▶ **Job**
Copy out the entries exactly, from the first line to the last.

(Entries from a dataset)
★ ★ ★ ★ ★ ★ ★
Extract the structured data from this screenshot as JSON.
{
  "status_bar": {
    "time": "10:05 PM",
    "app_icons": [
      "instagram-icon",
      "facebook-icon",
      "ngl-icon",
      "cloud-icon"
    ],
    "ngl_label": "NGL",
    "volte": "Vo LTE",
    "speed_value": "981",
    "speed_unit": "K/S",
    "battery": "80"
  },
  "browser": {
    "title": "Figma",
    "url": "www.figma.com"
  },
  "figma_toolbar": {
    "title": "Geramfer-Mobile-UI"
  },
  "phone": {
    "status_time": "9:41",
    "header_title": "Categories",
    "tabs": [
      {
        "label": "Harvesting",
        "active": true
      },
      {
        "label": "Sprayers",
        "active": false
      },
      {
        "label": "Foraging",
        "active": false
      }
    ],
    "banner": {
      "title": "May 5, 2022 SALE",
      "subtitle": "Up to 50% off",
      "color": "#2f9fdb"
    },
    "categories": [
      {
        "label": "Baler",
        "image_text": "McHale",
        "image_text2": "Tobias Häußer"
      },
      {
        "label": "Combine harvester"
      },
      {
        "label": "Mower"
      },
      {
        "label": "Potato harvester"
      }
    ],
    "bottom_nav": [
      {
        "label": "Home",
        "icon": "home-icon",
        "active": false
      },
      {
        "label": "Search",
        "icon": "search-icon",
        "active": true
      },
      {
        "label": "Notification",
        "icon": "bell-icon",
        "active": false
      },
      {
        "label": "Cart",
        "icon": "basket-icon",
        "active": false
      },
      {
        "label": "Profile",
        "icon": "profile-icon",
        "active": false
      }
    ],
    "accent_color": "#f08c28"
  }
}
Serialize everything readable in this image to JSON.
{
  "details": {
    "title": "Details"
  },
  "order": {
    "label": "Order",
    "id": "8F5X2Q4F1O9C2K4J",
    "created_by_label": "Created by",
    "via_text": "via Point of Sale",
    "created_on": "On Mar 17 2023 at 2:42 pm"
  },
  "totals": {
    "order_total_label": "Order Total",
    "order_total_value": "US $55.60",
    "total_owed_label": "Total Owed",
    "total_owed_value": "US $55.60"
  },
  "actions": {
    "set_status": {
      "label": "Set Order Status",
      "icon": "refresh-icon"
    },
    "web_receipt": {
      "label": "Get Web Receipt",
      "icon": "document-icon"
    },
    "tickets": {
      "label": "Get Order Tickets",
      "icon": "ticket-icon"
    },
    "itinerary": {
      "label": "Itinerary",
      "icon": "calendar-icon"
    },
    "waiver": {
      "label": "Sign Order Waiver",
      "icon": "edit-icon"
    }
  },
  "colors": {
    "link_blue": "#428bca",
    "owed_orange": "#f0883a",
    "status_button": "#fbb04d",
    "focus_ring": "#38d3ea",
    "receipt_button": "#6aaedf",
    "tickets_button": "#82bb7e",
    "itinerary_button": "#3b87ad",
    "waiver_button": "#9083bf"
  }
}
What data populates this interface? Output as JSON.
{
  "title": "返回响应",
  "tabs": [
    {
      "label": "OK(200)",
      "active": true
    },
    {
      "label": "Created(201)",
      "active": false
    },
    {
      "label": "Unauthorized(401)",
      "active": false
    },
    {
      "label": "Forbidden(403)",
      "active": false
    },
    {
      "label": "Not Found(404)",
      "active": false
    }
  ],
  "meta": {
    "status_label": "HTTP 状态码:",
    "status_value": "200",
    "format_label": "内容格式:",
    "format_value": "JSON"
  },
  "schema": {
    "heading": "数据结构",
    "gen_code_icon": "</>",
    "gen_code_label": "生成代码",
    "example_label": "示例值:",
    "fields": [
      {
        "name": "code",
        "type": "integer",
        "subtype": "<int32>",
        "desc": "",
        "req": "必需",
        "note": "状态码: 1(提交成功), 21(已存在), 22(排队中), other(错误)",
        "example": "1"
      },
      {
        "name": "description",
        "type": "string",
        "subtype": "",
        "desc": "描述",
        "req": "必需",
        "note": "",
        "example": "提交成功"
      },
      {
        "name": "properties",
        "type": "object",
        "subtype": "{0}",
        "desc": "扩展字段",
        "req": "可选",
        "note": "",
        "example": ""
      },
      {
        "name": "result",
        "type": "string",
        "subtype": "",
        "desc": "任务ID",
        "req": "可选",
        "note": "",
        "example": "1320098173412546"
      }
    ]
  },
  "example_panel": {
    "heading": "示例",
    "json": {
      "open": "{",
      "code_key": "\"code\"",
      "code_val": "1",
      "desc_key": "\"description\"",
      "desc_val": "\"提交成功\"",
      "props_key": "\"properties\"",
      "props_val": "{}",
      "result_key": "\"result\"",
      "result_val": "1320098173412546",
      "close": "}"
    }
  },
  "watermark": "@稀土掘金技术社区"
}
★ ★ ★ ★ ★ ★ ★
▶ **Full response**
Extract the structured data from this screenshot as JSON.
{
  "status_bar": {
    "time": "10:05 PM",
    "app_icons": [
      "instagram-icon",
      "facebook-icon",
      "ngl-icon",
      "cloud-icon"
    ],
    "ngl_label": "NGL",
    "volte": "Vo LTE",
    "speed_value": "981",
    "speed_unit": "K/S",
    "battery": "80"
  },
  "browser": {
    "title": "Figma",
    "url": "www.figma.com"
  },
  "figma_toolbar": {
    "title": "Geramfer-Mobile-UI"
  },
  "phone": {
    "status_time": "9:41",
    "header_title": "Categories",
    "tabs": [
      {
        "label": "Harvesting",
        "active": true
      },
      {
        "label": "Sprayers",
        "active": false
      },
      {
        "label": "Foraging",
        "active": false
      }
    ],
    "banner": {
      "title": "May 5, 2022 SALE",
      "subtitle": "Up to 50% off",
      "color": "#2f9fdb"
    },
    "categories": [
      {
        "label": "Baler",
        "image_text": "McHale",
        "image_text2": "Tobias Häußer"
      },
      {
        "label": "Combine harvester"
      },
      {
        "label": "Mower"
      },
      {
        "label": "Potato harvester"
      }
    ],
    "bottom_nav": [
      {
        "label": "Home",
        "icon": "home-icon",
        "active": false
      },
      {
        "label": "Search",
        "icon": "search-icon",
        "active": true
      },
      {
        "label": "Notification",
        "icon": "bell-icon",
        "active": false
      },
      {
        "label": "Cart",
        "icon": "basket-icon",
        "active": false
      },
      {
        "label": "Profile",
        "icon": "profile-icon",
        "active": false
      }
    ],
    "accent_color": "#f08c28"
  }
}
Serialize everything readable in this image to JSON.
{
  "details": {
    "title": "Details"
  },
  "order": {
    "label": "Order",
    "id": "8F5X2Q4F1O9C2K4J",
    "created_by_label": "Created by",
    "via_text": "via Point of Sale",
    "created_on": "On Mar 17 2023 at 2:42 pm"
  },
  "totals": {
    "order_total_label": "Order Total",
    "order_total_value": "US $55.60",
    "total_owed_label": "Total Owed",
    "total_owed_value": "US $55.60"
  },
  "actions": {
    "set_status": {
      "label": "Set Order Status",
      "icon": "refresh-icon"
    },
    "web_receipt": {
      "label": "Get Web Receipt",
      "icon": "document-icon"
    },
    "tickets": {
      "label": "Get Order Tickets",
      "icon": "ticket-icon"
    },
    "itinerary": {
      "label": "Itinerary",
      "icon": "calendar-icon"
    },
    "waiver": {
      "label": "Sign Order Waiver",
      "icon": "edit-icon"
    }
  },
  "colors": {
    "link_blue": "#428bca",
    "owed_orange": "#f0883a",
    "status_button": "#fbb04d",
    "focus_ring": "#38d3ea",
    "receipt_button": "#6aaedf",
    "tickets_button": "#82bb7e",
    "itinerary_button": "#3b87ad",
    "waiver_button": "#9083bf"
  }
}
What data populates this interface? Output as JSON.
{
  "title": "返回响应",
  "tabs": [
    {
      "label": "OK(200)",
      "active": true
    },
    {
      "label": "Created(201)",
      "active": false
    },
    {
      "label": "Unauthorized(401)",
      "active": false
    },
    {
      "label": "Forbidden(403)",
      "active": false
    },
    {
      "label": "Not Found(404)",
      "active": false
    }
  ],
  "meta": {
    "status_label": "HTTP 状态码:",
    "status_value": "200",
    "format_label": "内容格式:",
    "format_value": "JSON"
  },
  "schema": {
    "heading": "数据结构",
    "gen_code_icon": "</>",
    "gen_code_label": "生成代码",
    "example_label": "示例值:",
    "fields": [
      {
        "name": "code",
        "type": "integer",
        "subtype": "<int32>",
        "desc": "",
        "req": "必需",
        "note": "状态码: 1(提交成功), 21(已存在), 22(排队中), other(错误)",
        "example": "1"
      },
      {
        "name": "description",
        "type": "string",
        "subtype": "",
        "desc": "描述",
        "req": "必需",
        "note": "",
        "example": "提交成功"
      },
      {
        "name": "properties",
        "type": "object",
        "subtype": "{0}",
        "desc": "扩展字段",
        "req": "可选",
        "note": "",
        "example": ""
      },
      {
        "name": "result",
        "type": "string",
        "subtype": "",
        "desc": "任务ID",
        "req": "可选",
        "note": "",
        "example": "1320098173412546"
      }
    ]
  },
  "example_panel": {
    "heading": "示例",
    "json": {
      "open": "{",
      "code_key": "\"code\"",
      "code_val": "1",
      "desc_key": "\"description\"",
      "desc_val": "\"提交成功\"",
      "props_key": "\"properties\"",
      "props_val": "{}",
      "result_key": "\"result\"",
      "result_val": "1320098173412546",
      "close": "}"
    }
  },
  "watermark": "@稀土掘金技术社区"
}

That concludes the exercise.